=== Records for processing ===
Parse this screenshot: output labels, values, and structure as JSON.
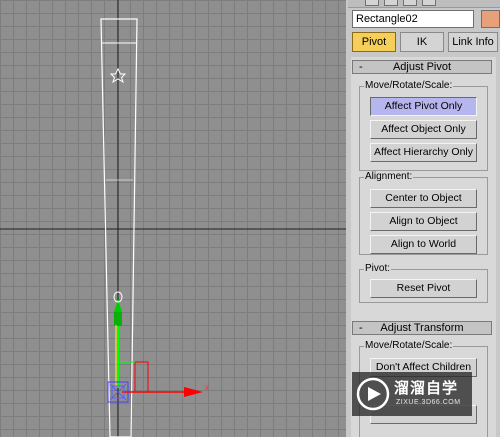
{
  "viewport": {
    "axis_label": "x"
  },
  "panel": {
    "object_name": "Rectangle02",
    "tabs": [
      "Pivot",
      "IK",
      "Link Info"
    ],
    "active_tab": "Pivot",
    "colors": {
      "swatch": "#e8a07a",
      "active_tab": "#f5cf5a",
      "pressed_button": "#b6b6ee"
    },
    "adjust_pivot": {
      "sign": "-",
      "title": "Adjust Pivot",
      "move_group_label": "Move/Rotate/Scale:",
      "affect_pivot_only": "Affect Pivot Only",
      "affect_object_only": "Affect Object Only",
      "affect_hierarchy_only": "Affect Hierarchy Only",
      "alignment_group_label": "Alignment:",
      "center_to_object": "Center to Object",
      "align_to_object": "Align to Object",
      "align_to_world": "Align to World",
      "pivot_group_label": "Pivot:",
      "reset_pivot": "Reset Pivot"
    },
    "adjust_transform": {
      "sign": "-",
      "title": "Adjust Transform",
      "move_group_label": "Move/Rotate/Scale:",
      "dont_affect_children": "Don't Affect Children"
    }
  },
  "watermark": {
    "main": "溜溜自学",
    "sub": "ZIXUE.3D66.COM"
  }
}
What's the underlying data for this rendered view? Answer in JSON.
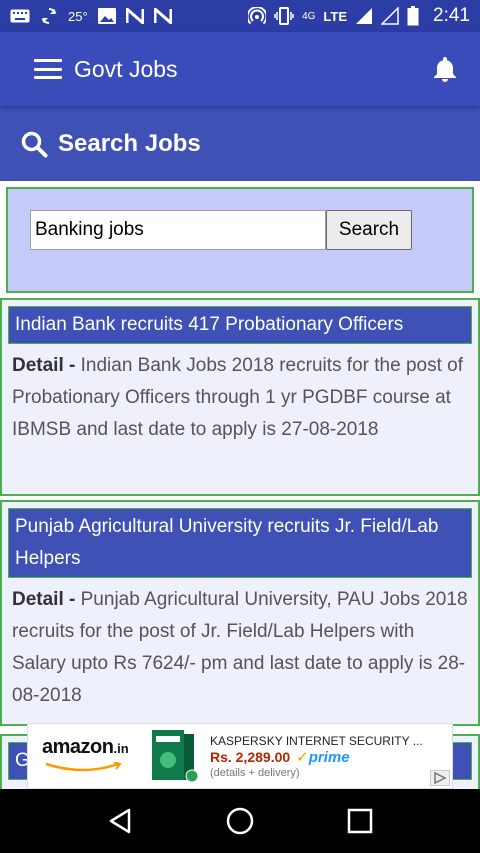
{
  "status_bar": {
    "temperature": "25°",
    "network": "4G",
    "lte": "LTE",
    "time": "2:41",
    "icons": [
      "keyboard-icon",
      "sync-icon",
      "image-icon",
      "n-icon",
      "n-icon",
      "hotspot-icon",
      "vibrate-icon",
      "signal-icon",
      "signal-icon",
      "battery-icon"
    ]
  },
  "app_bar": {
    "title": "Govt Jobs",
    "menu_icon": "menu-icon",
    "notification_icon": "bell-icon"
  },
  "search_header": {
    "title": "Search Jobs",
    "icon": "search-icon"
  },
  "search": {
    "value": "Banking jobs",
    "button_label": "Search"
  },
  "jobs": [
    {
      "title": "Indian Bank recruits 417 Probationary Officers",
      "detail_label": "Detail -",
      "detail": " Indian Bank Jobs 2018 recruits for the post of Probationary Officers through 1 yr PGDBF course at IBMSB and last date to apply is 27-08-2018"
    },
    {
      "title": "Punjab Agricultural University recruits Jr. Field/Lab Helpers",
      "detail_label": "Detail -",
      "detail": " Punjab Agricultural University, PAU Jobs 2018 recruits for the post of Jr. Field/Lab Helpers with Salary upto Rs 7624/- pm and last date to apply is 28-08-2018"
    },
    {
      "title": "G"
    }
  ],
  "ad": {
    "brand": "amazon",
    "brand_suffix": ".in",
    "product_name": "KASPERSKY INTERNET SECURITY ...",
    "price": "Rs. 2,289.00",
    "prime_label": "prime",
    "delivery_note": "(details + delivery)"
  },
  "nav_bar": {
    "icons": [
      "back-icon",
      "home-icon",
      "recents-icon"
    ]
  },
  "colors": {
    "status_bar": "#2d3da6",
    "app_bar": "#3a4cba",
    "header": "#3f51b5",
    "panel": "#c5cbf8",
    "card_bg": "#eef0fb",
    "border": "#4caf50"
  }
}
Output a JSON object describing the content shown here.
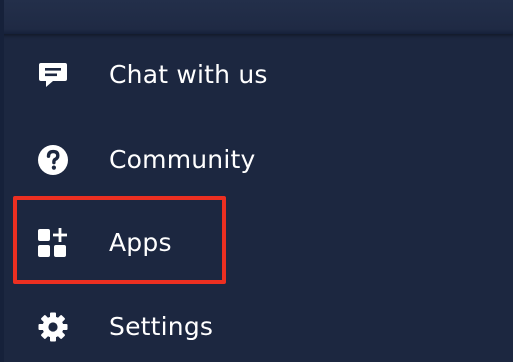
{
  "menu": {
    "items": [
      {
        "key": "chat",
        "label": "Chat with us",
        "icon": "chat-bubble-icon"
      },
      {
        "key": "community",
        "label": "Community",
        "icon": "help-circle-icon"
      },
      {
        "key": "apps",
        "label": "Apps",
        "icon": "apps-add-icon"
      },
      {
        "key": "settings",
        "label": "Settings",
        "icon": "gear-icon"
      }
    ]
  },
  "colors": {
    "background": "#1c2740",
    "text": "#ffffff",
    "highlight": "#ec2f21"
  }
}
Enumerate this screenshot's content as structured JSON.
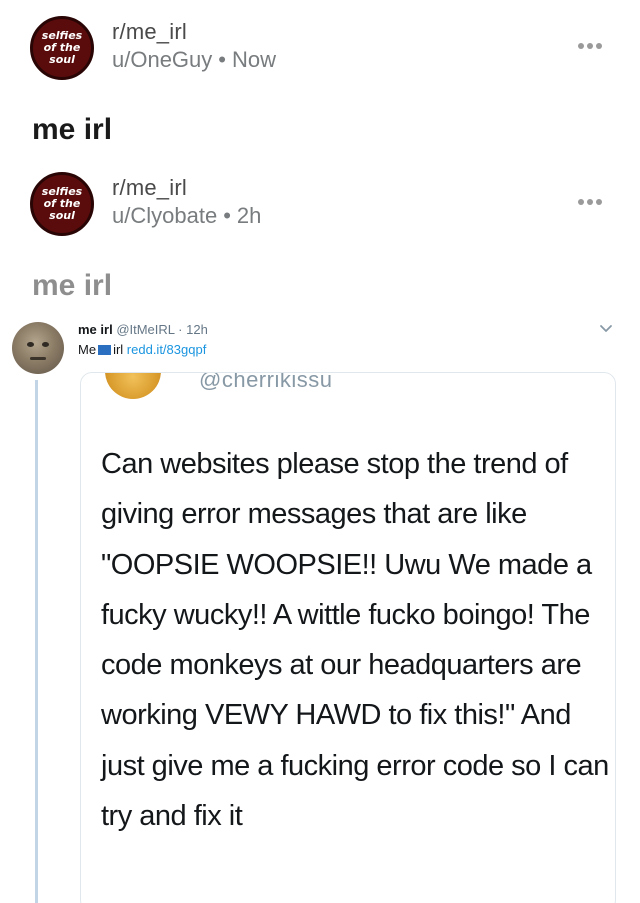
{
  "posts": [
    {
      "badge_lines": [
        "selfies",
        "of the",
        "soul"
      ],
      "subreddit": "r/me_irl",
      "user": "u/OneGuy",
      "time": "Now",
      "title": "me irl"
    },
    {
      "badge_lines": [
        "selfies",
        "of the",
        "soul"
      ],
      "subreddit": "r/me_irl",
      "user": "u/Clyobate",
      "time": "2h",
      "title": "me irl"
    }
  ],
  "separator_dot": "•",
  "tweet": {
    "name": "me irl",
    "handle": "@ItMeIRL",
    "separator": "·",
    "time": "12h",
    "text_before": "Me",
    "text_after": "irl",
    "link": "redd.it/83gqpf",
    "quote": {
      "handle": "@cherrikissu",
      "body": "Can websites please stop the trend of giving error messages that are like \"OOPSIE WOOPSIE!! Uwu We made a fucky wucky!! A wittle fucko boingo! The code monkeys at our headquarters are working VEWY HAWD to fix this!\" And just give me a fucking error code so I can try and fix it"
    }
  },
  "icons": {
    "badge": "subreddit-badge-icon",
    "more": "more-options-icon",
    "chevron": "chevron-down-icon",
    "emoji": "laptop-emoji-icon"
  },
  "colors": {
    "badge_bg": "#5a0c0c",
    "link": "#1b95e0",
    "thread_line": "#c2d5e6"
  }
}
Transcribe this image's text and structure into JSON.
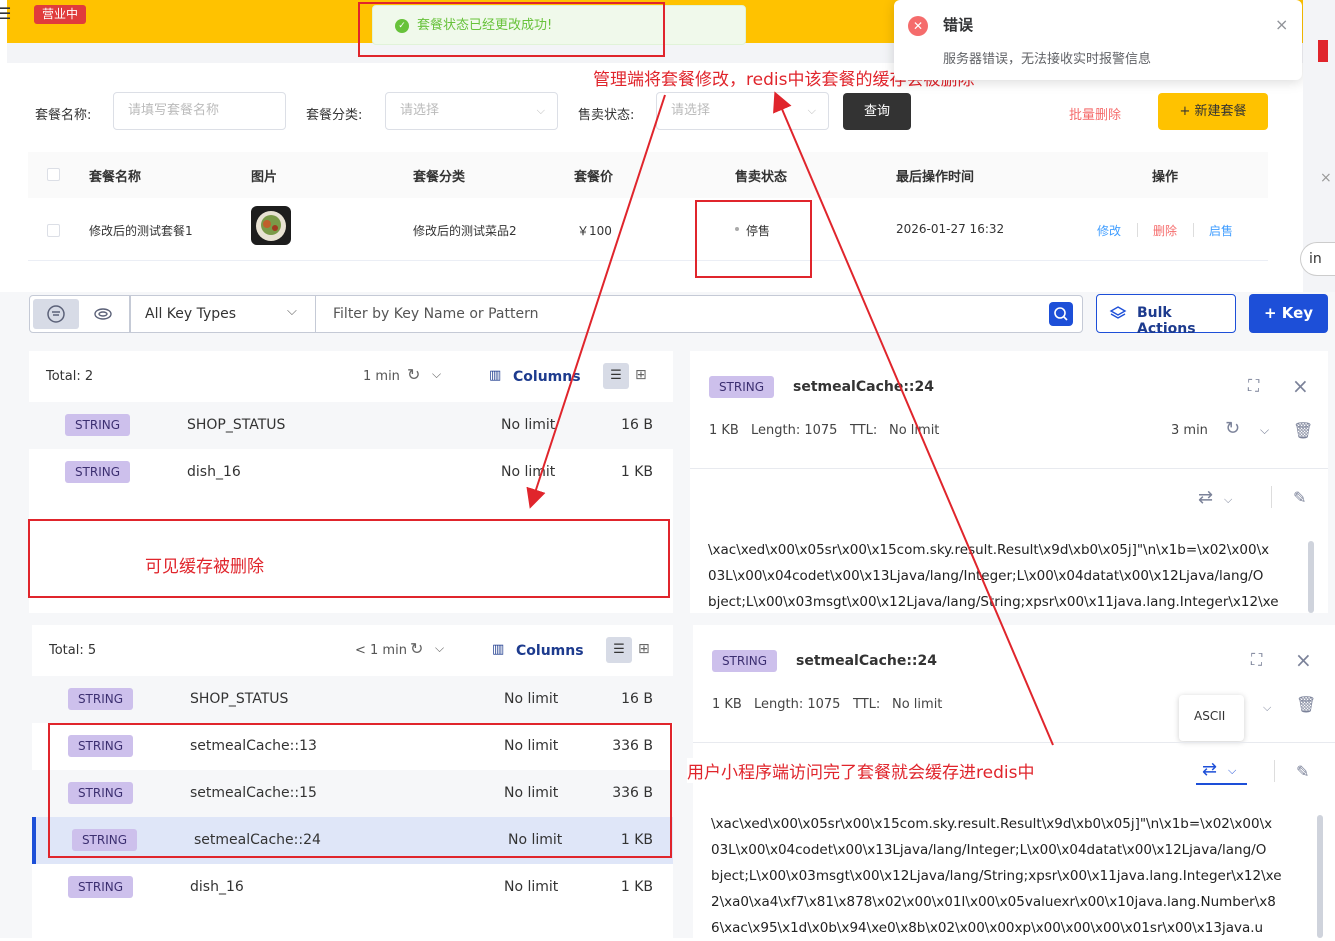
{
  "admin": {
    "status_badge": "营业中",
    "success_toast": "套餐状态已经更改成功!",
    "filters": {
      "name_label": "套餐名称:",
      "name_placeholder": "请填写套餐名称",
      "category_label": "套餐分类:",
      "category_placeholder": "请选择",
      "sale_label": "售卖状态:",
      "sale_placeholder": "请选择"
    },
    "query_button": "查询",
    "batch_delete": "批量删除",
    "new_button": "+ 新建套餐",
    "table": {
      "headers": [
        "套餐名称",
        "图片",
        "套餐分类",
        "套餐价",
        "售卖状态",
        "最后操作时间",
        "操作"
      ],
      "row": {
        "name": "修改后的测试套餐1",
        "category": "修改后的测试菜品2",
        "price": "￥100",
        "status": "停售",
        "updated": "2026-01-27 16:32",
        "actions": [
          "修改",
          "删除",
          "启售"
        ]
      }
    }
  },
  "error_toast": {
    "title": "错误",
    "message": "服务器错误，无法接收实时报警信息"
  },
  "annotations": {
    "admin_modified": "管理端将套餐修改，redis中该套餐的缓存会被删除",
    "cache_deleted": "可见缓存被删除",
    "user_cached": "用户小程序端访问完了套餐就会缓存进redis中"
  },
  "redis": {
    "key_type_select": "All Key Types",
    "filter_placeholder": "Filter by Key Name or Pattern",
    "bulk_actions": "Bulk Actions",
    "add_key": "+ Key",
    "side_partial": "in",
    "top_list": {
      "total": "Total: 2",
      "refresh_age": "1 min",
      "columns": "Columns",
      "rows": [
        {
          "type": "STRING",
          "key": "SHOP_STATUS",
          "ttl": "No limit",
          "size": "16 B"
        },
        {
          "type": "STRING",
          "key": "dish_16",
          "ttl": "No limit",
          "size": "1 KB"
        }
      ]
    },
    "top_detail": {
      "type": "STRING",
      "key": "setmealCache::24",
      "size": "1 KB",
      "length": "Length: 1075",
      "ttl_label": "TTL:",
      "ttl": "No limit",
      "refresh_age": "3 min",
      "value_lines": [
        "\\xac\\xed\\x00\\x05sr\\x00\\x15com.sky.result.Result\\x9d\\xb0\\x05j]\"\\n\\x1b=\\x02\\x00\\x",
        "03L\\x00\\x04codet\\x00\\x13Ljava/lang/Integer;L\\x00\\x04datat\\x00\\x12Ljava/lang/O",
        "bject;L\\x00\\x03msgt\\x00\\x12Ljava/lang/String;xpsr\\x00\\x11java.lang.Integer\\x12\\xe"
      ]
    },
    "bottom_list": {
      "total": "Total: 5",
      "refresh_age": "< 1 min",
      "columns": "Columns",
      "rows": [
        {
          "type": "STRING",
          "key": "SHOP_STATUS",
          "ttl": "No limit",
          "size": "16 B"
        },
        {
          "type": "STRING",
          "key": "setmealCache::13",
          "ttl": "No limit",
          "size": "336 B"
        },
        {
          "type": "STRING",
          "key": "setmealCache::15",
          "ttl": "No limit",
          "size": "336 B"
        },
        {
          "type": "STRING",
          "key": "setmealCache::24",
          "ttl": "No limit",
          "size": "1 KB"
        },
        {
          "type": "STRING",
          "key": "dish_16",
          "ttl": "No limit",
          "size": "1 KB"
        }
      ]
    },
    "bottom_detail": {
      "type": "STRING",
      "key": "setmealCache::24",
      "size": "1 KB",
      "length": "Length: 1075",
      "ttl_label": "TTL:",
      "ttl": "No limit",
      "tooltip": "ASCII",
      "value_lines": [
        "\\xac\\xed\\x00\\x05sr\\x00\\x15com.sky.result.Result\\x9d\\xb0\\x05j]\"\\n\\x1b=\\x02\\x00\\x",
        "03L\\x00\\x04codet\\x00\\x13Ljava/lang/Integer;L\\x00\\x04datat\\x00\\x12Ljava/lang/O",
        "bject;L\\x00\\x03msgt\\x00\\x12Ljava/lang/String;xpsr\\x00\\x11java.lang.Integer\\x12\\xe",
        "2\\xa0\\xa4\\xf7\\x81\\x878\\x02\\x00\\x01I\\x00\\x05valuexr\\x00\\x10java.lang.Number\\x8",
        "6\\xac\\x95\\x1d\\x0b\\x94\\xe0\\x8b\\x02\\x00\\x00xp\\x00\\x00\\x00\\x01sr\\x00\\x13java.u"
      ]
    }
  }
}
===
• [What is asked]:
Filter the records down to the lines that contain the string "with", and copy those lines.

• [Written solution]:
      "detail": " Punjab Agricultural University, PAU Jobs 2018 recruits for the post of Jr. Field/Lab Helpers with Salary upto Rs 7624/- pm and last date to apply is 28-08-2018"
        "label": "Chat with us",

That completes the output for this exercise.